Exercise prompt
Look through the records that follow. Copy every line containing the word "name".

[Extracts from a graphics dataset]
════════════════════
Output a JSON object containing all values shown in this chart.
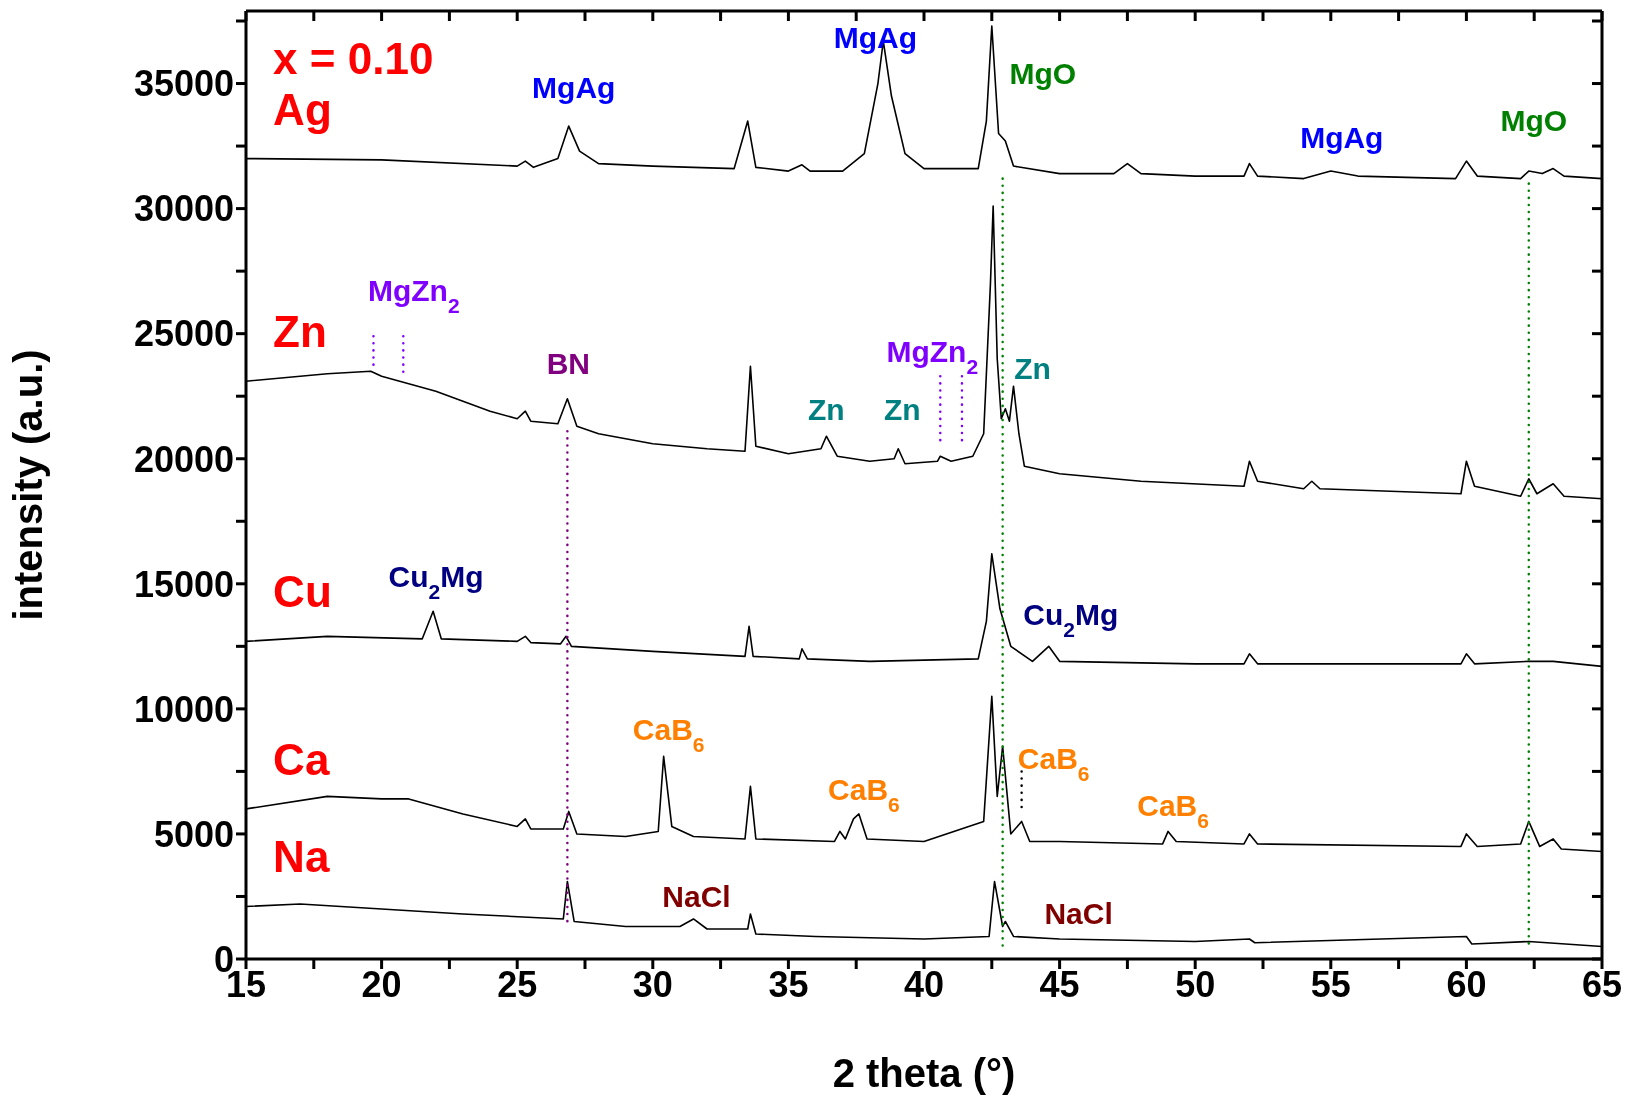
{
  "chart_data": {
    "type": "line",
    "xlabel": "2 theta (°)",
    "ylabel": "intensity (a.u.)",
    "xlim": [
      15,
      65
    ],
    "ylim": [
      0,
      37900
    ],
    "xticks": [
      15,
      {
        "value": 17.5,
        "label": null
      },
      20,
      {
        "value": 22.5,
        "label": null
      },
      25,
      {
        "value": 27.5,
        "label": null
      },
      30,
      {
        "value": 32.5,
        "label": null
      },
      35,
      {
        "value": 37.5,
        "label": null
      },
      40,
      {
        "value": 42.5,
        "label": null
      },
      45,
      {
        "value": 47.5,
        "label": null
      },
      50,
      {
        "value": 52.5,
        "label": null
      },
      55,
      {
        "value": 57.5,
        "label": null
      },
      60,
      {
        "value": 62.5,
        "label": null
      },
      65
    ],
    "yticks": [
      0,
      {
        "value": 2500,
        "label": null
      },
      5000,
      {
        "value": 7500,
        "label": null
      },
      10000,
      {
        "value": 12500,
        "label": null
      },
      15000,
      {
        "value": 17500,
        "label": null
      },
      20000,
      {
        "value": 22500,
        "label": null
      },
      25000,
      {
        "value": 27500,
        "label": null
      },
      30000,
      {
        "value": 32500,
        "label": null
      },
      35000,
      {
        "value": 37500,
        "label": null
      }
    ],
    "series": [
      {
        "name": "Ag",
        "color": "#000000",
        "x": [
          15,
          20,
          25,
          25.3,
          25.6,
          26.5,
          26.9,
          27.3,
          28,
          30,
          33,
          33.5,
          33.8,
          35,
          35.5,
          35.8,
          37,
          37.8,
          38.3,
          38.5,
          38.8,
          39.3,
          40,
          42,
          42.3,
          42.5,
          42.75,
          43,
          43.3,
          45,
          47,
          47.5,
          48,
          50,
          51.8,
          52,
          52.3,
          54,
          55,
          56,
          59.6,
          60,
          60.4,
          62,
          62.3,
          62.8,
          63.2,
          63.6,
          65
        ],
        "values": [
          32000,
          31950,
          31700,
          31900,
          31650,
          32000,
          33300,
          32300,
          31800,
          31700,
          31600,
          33500,
          31650,
          31500,
          31750,
          31500,
          31500,
          32200,
          35000,
          36700,
          34500,
          32200,
          31600,
          31600,
          33500,
          37300,
          33000,
          32700,
          31700,
          31400,
          31400,
          31800,
          31400,
          31300,
          31300,
          31800,
          31300,
          31200,
          31500,
          31300,
          31200,
          31900,
          31300,
          31200,
          31500,
          31400,
          31600,
          31300,
          31200
        ]
      },
      {
        "name": "Zn",
        "color": "#000000",
        "x": [
          15,
          18,
          19.6,
          20,
          21,
          22,
          23,
          24,
          25,
          25.3,
          25.5,
          26.5,
          26.85,
          27.2,
          28,
          30,
          32,
          33.4,
          33.6,
          33.8,
          35,
          36.2,
          36.4,
          36.8,
          38,
          38.9,
          39.05,
          39.3,
          40.5,
          40.6,
          41,
          41.4,
          41.8,
          42.2,
          42.45,
          42.55,
          42.7,
          42.85,
          43,
          43.15,
          43.3,
          43.5,
          43.7,
          45,
          48,
          51.8,
          52,
          52.3,
          54,
          54.3,
          54.6,
          59.8,
          60,
          60.3,
          62,
          62.3,
          62.6,
          63.2,
          63.6,
          65
        ],
        "values": [
          23100,
          23400,
          23500,
          23300,
          23000,
          22700,
          22300,
          21900,
          21600,
          21900,
          21500,
          21400,
          22400,
          21300,
          21000,
          20600,
          20400,
          20300,
          23700,
          20500,
          20200,
          20400,
          20900,
          20100,
          19900,
          20000,
          20400,
          19800,
          19900,
          20100,
          19900,
          20000,
          20100,
          21000,
          27000,
          30100,
          24000,
          21600,
          22000,
          21500,
          22900,
          21000,
          19700,
          19400,
          19100,
          18900,
          19900,
          19100,
          18800,
          19100,
          18800,
          18600,
          19900,
          18900,
          18500,
          19200,
          18600,
          19000,
          18500,
          18400
        ]
      },
      {
        "name": "Cu",
        "color": "#000000",
        "x": [
          15,
          18,
          21.5,
          21.9,
          22.2,
          25,
          25.3,
          25.5,
          26.6,
          26.8,
          27,
          30,
          33.4,
          33.55,
          33.7,
          35.4,
          35.5,
          35.7,
          38,
          42,
          42.3,
          42.5,
          42.8,
          43.2,
          44,
          44.6,
          45,
          50,
          51.8,
          52,
          52.3,
          59.8,
          60,
          60.3,
          62.3,
          63.2,
          65
        ],
        "values": [
          12700,
          12900,
          12800,
          13900,
          12800,
          12700,
          12900,
          12650,
          12600,
          12900,
          12500,
          12300,
          12100,
          13300,
          12100,
          12000,
          12400,
          12000,
          11900,
          12000,
          13500,
          16200,
          14000,
          12500,
          11900,
          12500,
          11900,
          11800,
          11800,
          12200,
          11800,
          11800,
          12200,
          11800,
          11900,
          11900,
          11700
        ]
      },
      {
        "name": "Ca",
        "color": "#000000",
        "x": [
          15,
          18,
          20,
          21,
          23,
          25,
          25.3,
          25.5,
          26.7,
          26.9,
          27.2,
          29,
          30.2,
          30.4,
          30.7,
          31.5,
          33.4,
          33.6,
          33.8,
          36.7,
          36.9,
          37.1,
          37.4,
          37.6,
          37.9,
          40,
          42.2,
          42.5,
          42.7,
          42.9,
          43.2,
          43.6,
          43.9,
          45,
          48.8,
          49,
          49.3,
          51.8,
          52,
          52.3,
          59.8,
          60,
          60.4,
          62,
          62.3,
          62.7,
          63.2,
          63.5,
          65
        ],
        "values": [
          6000,
          6500,
          6400,
          6400,
          5800,
          5300,
          5600,
          5200,
          5200,
          5900,
          5000,
          4900,
          5100,
          8100,
          5300,
          4900,
          4800,
          6900,
          4800,
          4700,
          5100,
          4800,
          5600,
          5800,
          4800,
          4700,
          5500,
          10500,
          6500,
          8500,
          5000,
          5500,
          4700,
          4700,
          4600,
          5100,
          4700,
          4600,
          5000,
          4600,
          4500,
          5000,
          4500,
          4600,
          5500,
          4500,
          4800,
          4400,
          4300
        ]
      },
      {
        "name": "Na",
        "color": "#000000",
        "x": [
          15,
          17,
          20,
          23,
          26.7,
          26.85,
          27.1,
          29,
          31,
          31.5,
          32,
          33.5,
          33.6,
          33.8,
          36,
          40,
          42.4,
          42.6,
          42.9,
          43,
          43.3,
          45,
          50,
          52,
          52.2,
          60,
          60.2,
          62.3,
          65
        ],
        "values": [
          2100,
          2200,
          2000,
          1800,
          1600,
          3100,
          1500,
          1300,
          1300,
          1600,
          1200,
          1200,
          1800,
          1000,
          900,
          800,
          900,
          3100,
          1300,
          1500,
          900,
          800,
          700,
          800,
          650,
          900,
          600,
          700,
          500
        ]
      },
      {
        "type": "line",
        "color": "#008000",
        "line_style": "dotted",
        "x": [
          42.9,
          42.9
        ],
        "values": [
          31200,
          500
        ]
      },
      {
        "type": "line",
        "color": "#008000",
        "line_style": "dotted",
        "x": [
          62.3,
          62.3
        ],
        "values": [
          31000,
          500
        ]
      },
      {
        "type": "line",
        "color": "#800080",
        "line_style": "dotted",
        "x": [
          26.85,
          26.85
        ],
        "values": [
          21100,
          1500
        ]
      },
      {
        "type": "line",
        "color": "#8000ff",
        "line_style": "dotted",
        "x": [
          19.7,
          19.7
        ],
        "values": [
          24900,
          23700
        ]
      },
      {
        "type": "line",
        "color": "#8000ff",
        "line_style": "dotted",
        "x": [
          20.8,
          20.8
        ],
        "values": [
          24900,
          23400
        ]
      },
      {
        "type": "line",
        "color": "#8000ff",
        "line_style": "dotted",
        "x": [
          40.6,
          40.6
        ],
        "values": [
          23300,
          20500
        ]
      },
      {
        "type": "line",
        "color": "#8000ff",
        "line_style": "dotted",
        "x": [
          41.4,
          41.4
        ],
        "values": [
          23300,
          20600
        ]
      },
      {
        "type": "line",
        "color": "#000000",
        "line_style": "dotted",
        "x": [
          43.6,
          43.6
        ],
        "values": [
          7500,
          6000
        ]
      }
    ],
    "annotations": [
      "x = 0.10",
      {
        "text": "MgAg",
        "x": 26.9,
        "y": 33300
      },
      {
        "text": "MgAg",
        "x": 38.5,
        "y": 36700
      },
      {
        "text": "MgO",
        "x": 42.5,
        "y": 37300
      },
      {
        "text": "MgAg",
        "x": 55,
        "y": 31500
      },
      {
        "text": "MgO",
        "x": 62.3,
        "y": 31500
      },
      {
        "text": "MgZn$_{2}$",
        "x": 19.6,
        "y": 23500
      },
      {
        "text": "BN",
        "x": 26.85,
        "y": 22400
      },
      {
        "text": "MgZn$_{2}$",
        "x": 40.6,
        "y": 20100
      },
      {
        "text": "Zn",
        "x": 36.4,
        "y": 20900
      },
      {
        "text": "Zn",
        "x": 39.05,
        "y": 20400
      },
      {
        "text": "Zn",
        "x": 43.3,
        "y": 22900
      },
      {
        "text": "Cu$_{2}$Mg",
        "x": 21.9,
        "y": 13900
      },
      {
        "text": "Cu$_{2}$Mg",
        "x": 44.6,
        "y": 12500
      },
      {
        "text": "CaB$_{6}$",
        "x": 30.4,
        "y": 8100
      },
      {
        "text": "CaB$_{6}$",
        "x": 37.6,
        "y": 5800
      },
      {
        "text": "CaB$_{6}$",
        "x": 42.9,
        "y": 8500
      },
      {
        "text": "CaB$_{6}$",
        "x": 49,
        "y": 5100
      },
      {
        "text": "NaCl",
        "x": 31.5,
        "y": 1600
      },
      {
        "text": "NaCl",
        "x": 45,
        "y": 800
      }
    ]
  }
}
════════════════════
Correct answer
        "name": "Ag",
        "name": "Zn",
        "name": "Cu",
        "name": "Ca",
        "name": "Na",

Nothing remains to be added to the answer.